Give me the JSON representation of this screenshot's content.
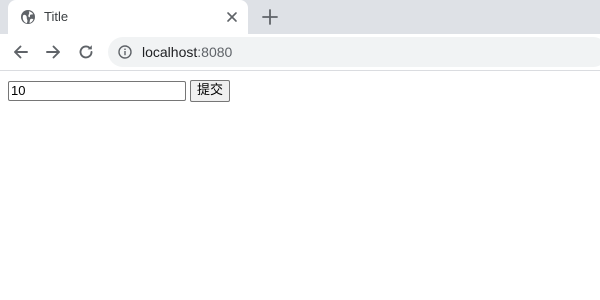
{
  "tab": {
    "title": "Title",
    "favicon": "globe-icon",
    "close_icon": "close-icon"
  },
  "new_tab_icon": "plus-icon",
  "toolbar": {
    "back_icon": "arrow-left-icon",
    "forward_icon": "arrow-right-icon",
    "reload_icon": "reload-icon",
    "info_icon": "info-icon",
    "url_host": "localhost",
    "url_port": ":8080"
  },
  "form": {
    "input_value": "10",
    "submit_label": "提交"
  },
  "colors": {
    "tabstrip_bg": "#dee1e6",
    "omnibox_bg": "#f1f3f4",
    "icon": "#5f6368"
  }
}
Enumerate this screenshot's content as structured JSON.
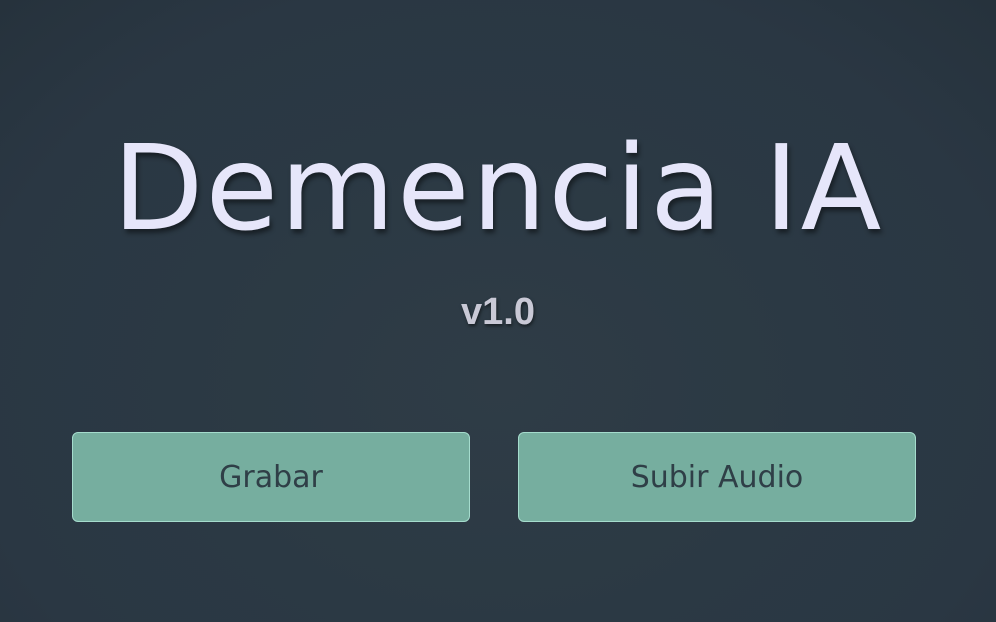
{
  "app": {
    "title": "Demencia IA",
    "version": "v1.0"
  },
  "actions": {
    "record_label": "Grabar",
    "upload_label": "Subir Audio"
  },
  "colors": {
    "background": "#2b3944",
    "title_text": "#e6e6fa",
    "version_text": "#c9c9d6",
    "button_fill": "#76ae9f",
    "button_border": "#a5dccd",
    "button_text": "#2f3f47"
  }
}
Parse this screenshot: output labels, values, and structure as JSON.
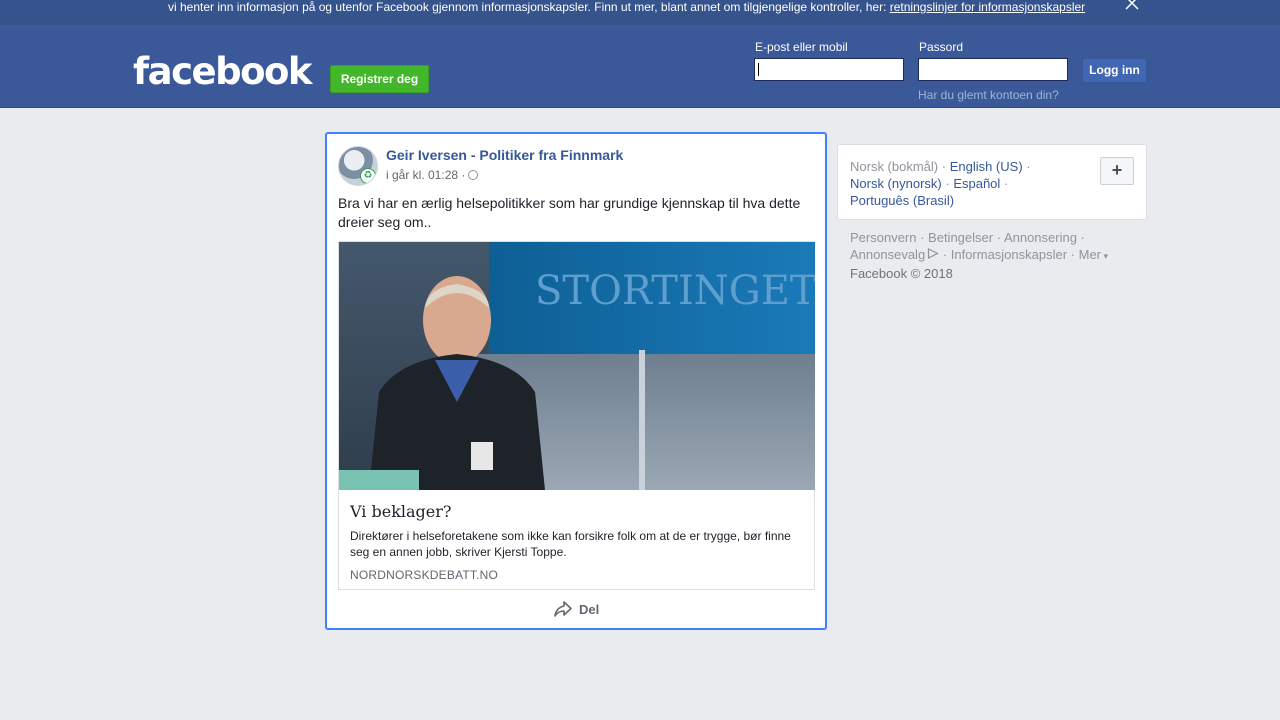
{
  "cookie_bar": {
    "text": "vi henter inn informasjon på og utenfor Facebook gjennom informasjonskapsler. Finn ut mer, blant annet om tilgjengelige kontroller, her: ",
    "link": "retningslinjer for informasjonskapsler"
  },
  "header": {
    "logo": "facebook",
    "register_label": "Registrer deg",
    "email_label": "E-post eller mobil",
    "email_value": "",
    "password_label": "Passord",
    "password_value": "",
    "login_label": "Logg inn",
    "forgot_label": "Har du glemt kontoen din?"
  },
  "post": {
    "author": "Geir Iversen - Politiker fra Finnmark",
    "timestamp": "i går kl. 01:28 ·",
    "text": "Bra vi har en ærlig helsepolitikker som har grundige kjennskap til hva dette dreier seg om..",
    "link": {
      "image_sign": "STORTINGET",
      "title": "Vi beklager?",
      "description": "Direktører i helseforetakene som ikke kan forsikre folk om at de er trygge, bør finne seg en annen jobb, skriver Kjersti Toppe.",
      "domain": "NORDNORSKDEBATT.NO"
    },
    "share_label": "Del"
  },
  "sidebar": {
    "languages": [
      {
        "label": "Norsk (bokmål)",
        "current": true
      },
      {
        "label": "English (US)",
        "current": false
      },
      {
        "label": "Norsk (nynorsk)",
        "current": false
      },
      {
        "label": "Español",
        "current": false
      },
      {
        "label": "Português (Brasil)",
        "current": false
      }
    ],
    "add_language_label": "+",
    "footer": {
      "links": [
        "Personvern",
        "Betingelser",
        "Annonsering",
        "Annonsevalg",
        "Informasjonskapsler",
        "Mer"
      ],
      "copyright": "Facebook © 2018"
    }
  },
  "colors": {
    "brand_blue": "#3b5998",
    "register_green": "#42b72a",
    "link_blue": "#365899",
    "focus_blue": "#4080ff"
  }
}
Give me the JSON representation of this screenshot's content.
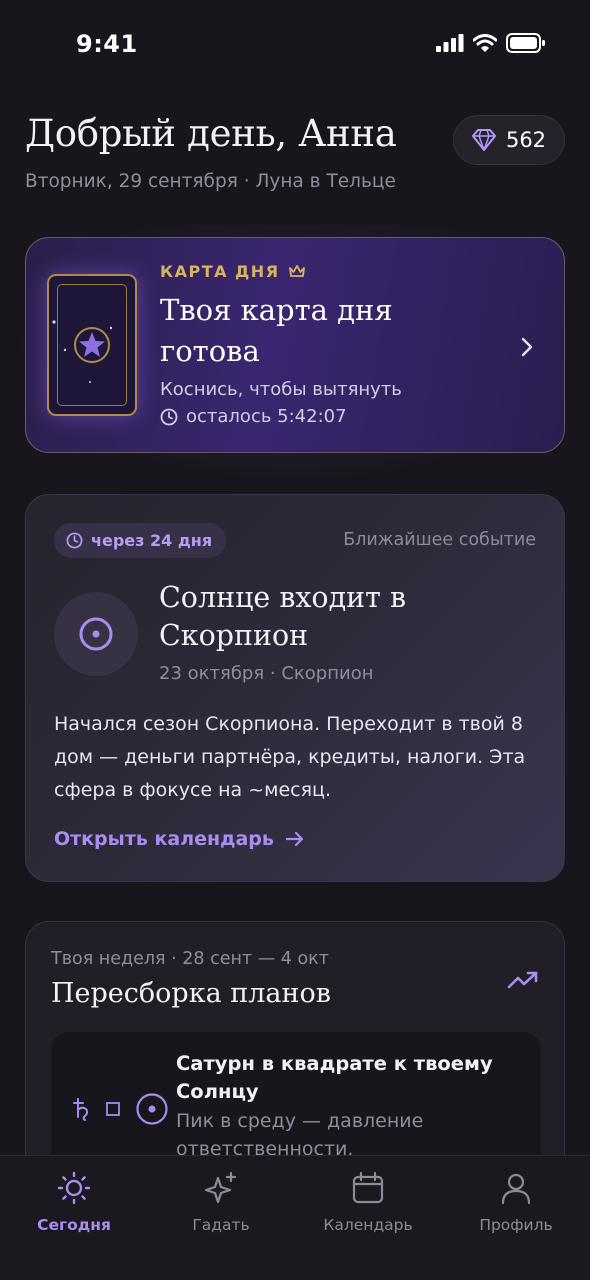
{
  "status": {
    "time": "9:41"
  },
  "header": {
    "greeting": "Добрый день, Анна",
    "subline": "Вторник, 29 сентября · Луна в Тельце",
    "gems": "562"
  },
  "day_card": {
    "label": "КАРТА ДНЯ",
    "title": "Твоя карта дня готова",
    "hint": "Коснись, чтобы вытянуть",
    "timer": "осталось 5:42:07"
  },
  "event": {
    "pill": "через 24 дня",
    "nearest": "Ближайшее событие",
    "title": "Солнце входит в Скорпион",
    "meta": "23 октября · Скорпион",
    "description": "Начался сезон Скорпиона. Переходит в твой 8 дом — деньги партнёра, кредиты, налоги. Эта сфера в фокусе на ~месяц.",
    "link": "Открыть календарь"
  },
  "week": {
    "meta": "Твоя неделя · 28 сент — 4 окт",
    "title": "Пересборка планов",
    "transit": {
      "title": "Сатурн в квадрате к твоему Солнцу",
      "subtitle": "Пик в среду — давление ответственности."
    }
  },
  "tabs": [
    {
      "label": "Сегодня",
      "icon": "sun-icon",
      "active": true
    },
    {
      "label": "Гадать",
      "icon": "sparkle-icon",
      "active": false
    },
    {
      "label": "Календарь",
      "icon": "calendar-icon",
      "active": false
    },
    {
      "label": "Профиль",
      "icon": "person-icon",
      "active": false
    }
  ],
  "colors": {
    "accent": "#a98df0",
    "gold": "#d9b460",
    "background": "#17161c"
  }
}
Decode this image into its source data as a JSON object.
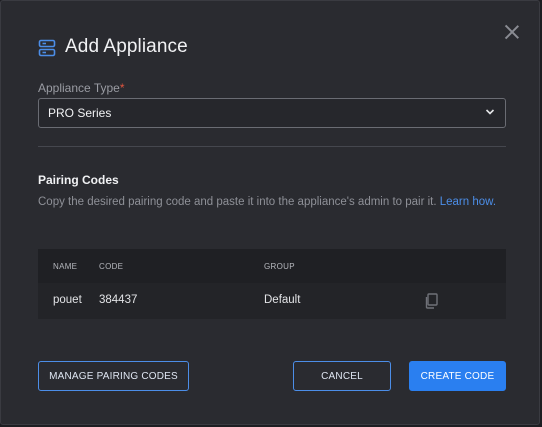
{
  "dialog": {
    "title": "Add Appliance",
    "title_icon": "server-stack-icon",
    "close_icon": "close-icon"
  },
  "appliance_type": {
    "label": "Appliance Type",
    "required_mark": "*",
    "selected": "PRO Series",
    "dropdown_icon": "chevron-down-icon"
  },
  "pairing": {
    "title": "Pairing Codes",
    "description": "Copy the desired pairing code and paste it into the appliance's admin to pair it. Learn how.",
    "learn_link": "Learn how."
  },
  "table": {
    "headers": [
      "NAME",
      "CODE",
      "GROUP"
    ],
    "rows": [
      {
        "name": "pouet",
        "code": "384437",
        "group": "Default",
        "action_icon": "copy-icon"
      }
    ]
  },
  "buttons": {
    "manage": "MANAGE PAIRING CODES",
    "cancel": "CANCEL",
    "create": "CREATE CODE"
  },
  "colors": {
    "accent": "#2a7ff0",
    "link": "#4c8ee8",
    "required": "#e0553f",
    "background": "#2a2b30"
  }
}
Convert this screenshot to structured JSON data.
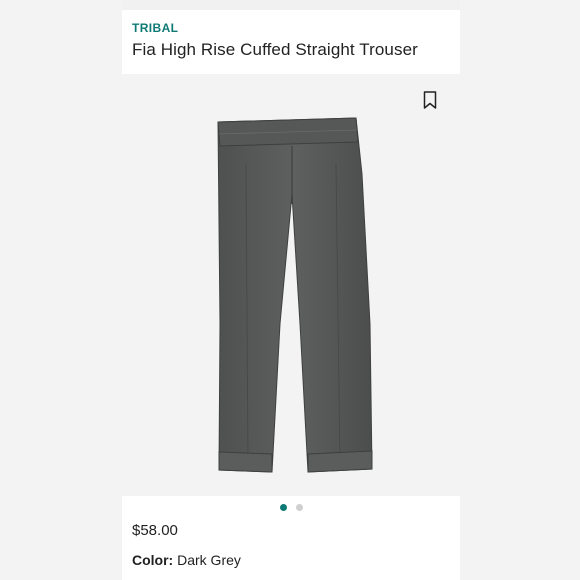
{
  "product": {
    "brand": "TRIBAL",
    "title": "Fia High Rise Cuffed Straight Trouser",
    "price": "$58.00",
    "color_label": "Color:",
    "color_value": "Dark Grey"
  },
  "carousel": {
    "total": 2,
    "active_index": 0
  },
  "icons": {
    "save": "bookmark-icon"
  },
  "colors": {
    "accent": "#0f7a74",
    "garment": "#5a5b5b",
    "background": "#f3f3f3"
  }
}
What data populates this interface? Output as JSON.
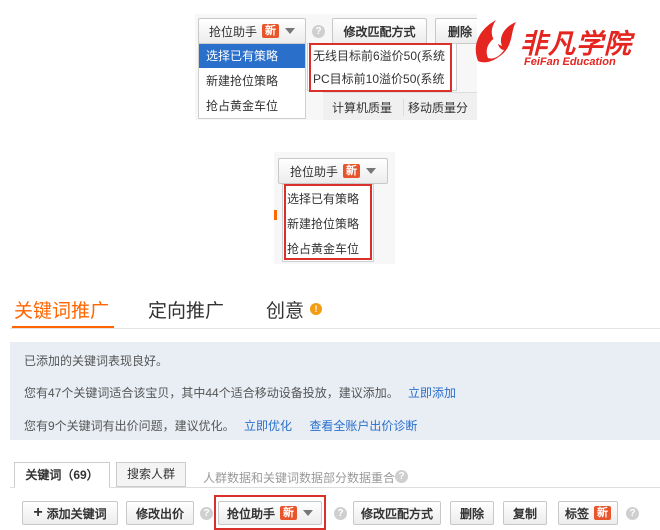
{
  "top_crop": {
    "rob_button": "抢位助手",
    "new_badge": "新",
    "modify_match_button": "修改匹配方式",
    "delete_button": "删除",
    "menu": [
      "选择已有策略",
      "新建抢位策略",
      "抢占黄金车位"
    ],
    "submenu": [
      "无线目标前6溢价50(系统",
      "PC目标前10溢价50(系统"
    ],
    "columns": [
      "计算机质量",
      "移动质量分"
    ]
  },
  "logo": {
    "cn": "非凡学院",
    "en": "FeiFan Education"
  },
  "middle_crop": {
    "rob_button": "抢位助手",
    "new_badge": "新",
    "menu": [
      "选择已有策略",
      "新建抢位策略",
      "抢占黄金车位"
    ]
  },
  "main": {
    "tabs": [
      "关键词推广",
      "定向推广",
      "创意"
    ],
    "info_lines": {
      "line1": "已添加的关键词表现良好。",
      "line2_text": "您有47个关键词适合该宝贝，其中44个适合移动设备投放，建议添加。",
      "line2_link": "立即添加",
      "line3_text": "您有9个关键词有出价问题，建议优化。",
      "line3_link1": "立即优化",
      "line3_link2": "查看全账户出价诊断"
    },
    "subtabs": {
      "keywords": "关键词（69）",
      "crowd": "搜索人群",
      "note": "人群数据和关键词数据部分数据重合"
    },
    "toolbar": {
      "add_keyword": "添加关键词",
      "modify_bid": "修改出价",
      "rob_helper": "抢位助手",
      "new_badge": "新",
      "modify_match": "修改匹配方式",
      "delete": "删除",
      "copy": "复制",
      "tag": "标签"
    }
  },
  "colors": {
    "accent": "#f60",
    "red_box": "#d9302c",
    "link": "#2a6fc9",
    "badge": "#e8542c",
    "selected": "#2a6fc9"
  }
}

---*---

Note every line above where the string "meta" shows up, and copy those lines.

Exercise output ->
    "meta": "23 октября · Скорпион",
    "meta": "Твоя неделя · 28 сент — 4 окт",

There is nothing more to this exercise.